[Rows from a dataset]
========================================

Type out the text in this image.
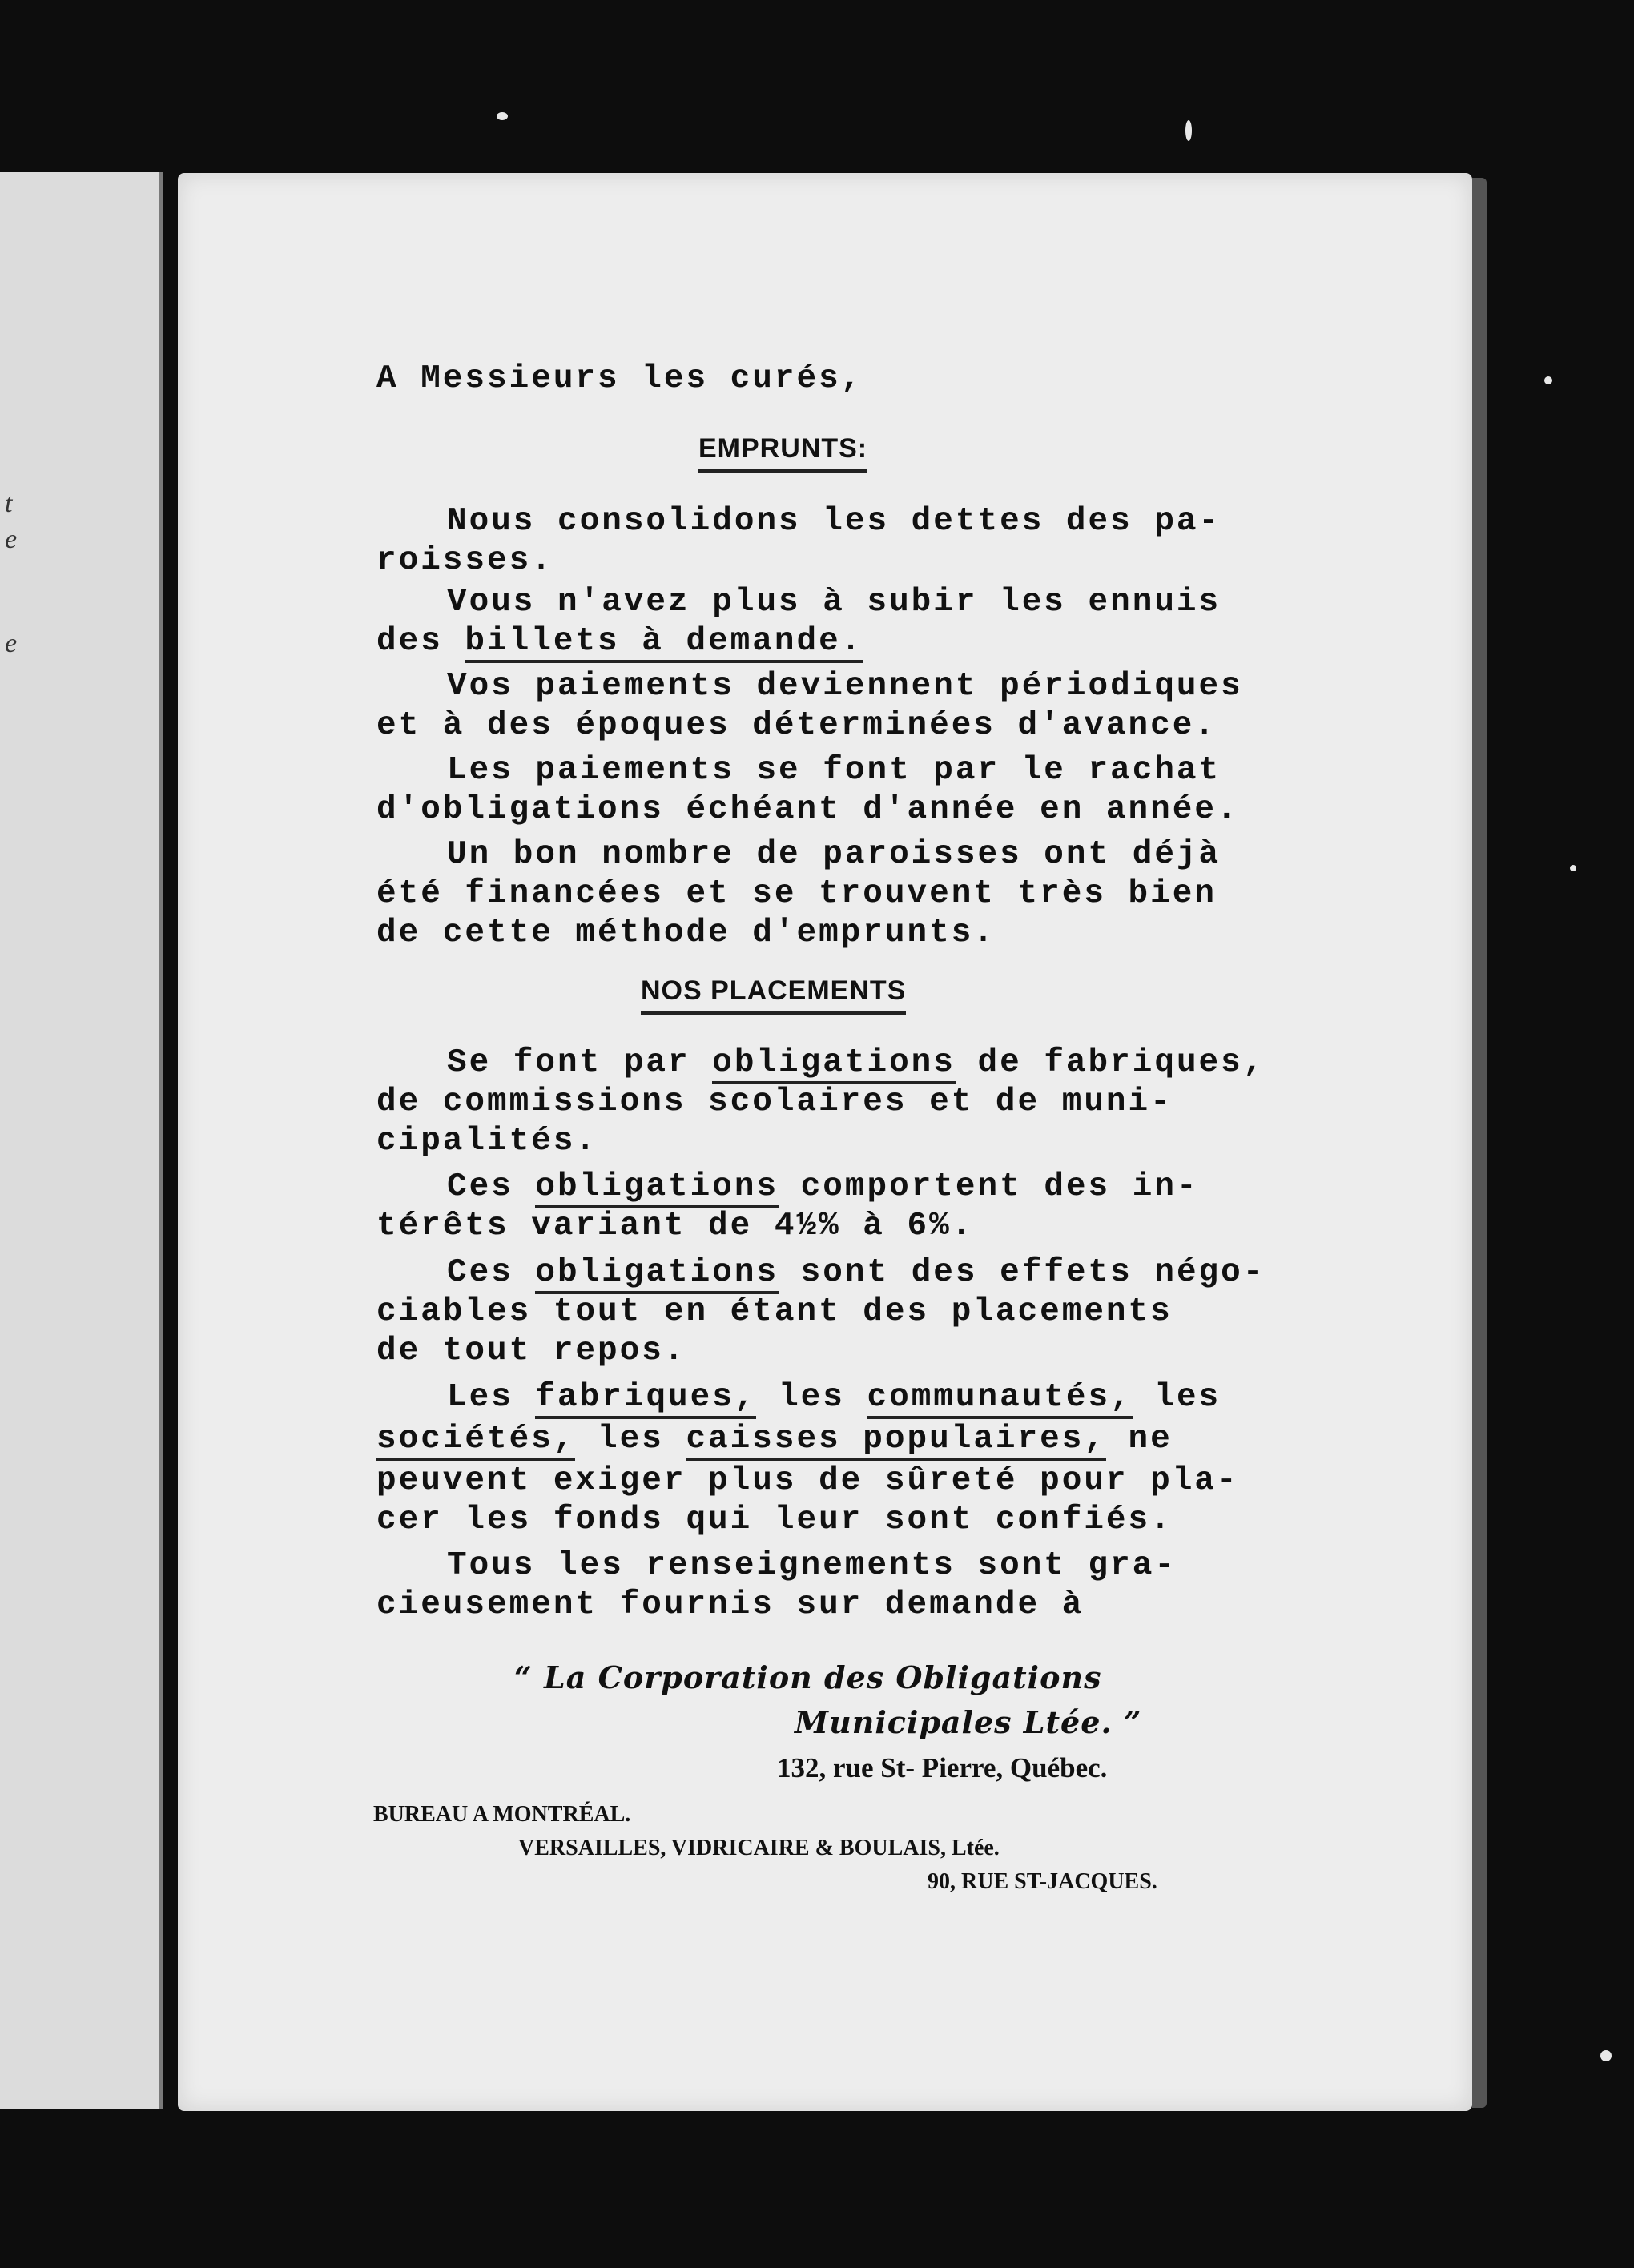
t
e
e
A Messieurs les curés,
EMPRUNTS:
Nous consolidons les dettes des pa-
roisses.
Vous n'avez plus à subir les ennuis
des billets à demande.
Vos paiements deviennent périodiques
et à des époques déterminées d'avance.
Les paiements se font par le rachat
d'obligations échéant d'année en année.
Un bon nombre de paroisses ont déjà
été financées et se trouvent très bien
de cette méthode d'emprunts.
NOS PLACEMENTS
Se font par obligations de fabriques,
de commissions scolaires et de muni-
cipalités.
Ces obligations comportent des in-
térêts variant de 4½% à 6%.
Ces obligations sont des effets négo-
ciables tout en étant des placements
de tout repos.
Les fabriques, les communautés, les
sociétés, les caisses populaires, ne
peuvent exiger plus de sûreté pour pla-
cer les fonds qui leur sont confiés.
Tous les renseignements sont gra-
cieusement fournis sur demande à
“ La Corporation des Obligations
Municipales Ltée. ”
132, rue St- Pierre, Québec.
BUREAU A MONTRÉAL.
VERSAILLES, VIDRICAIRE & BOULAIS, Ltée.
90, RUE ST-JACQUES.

========================================

Work to complete: Across the data above, how many lines include the word "Ltée"? Give only the count.

Complete output: 2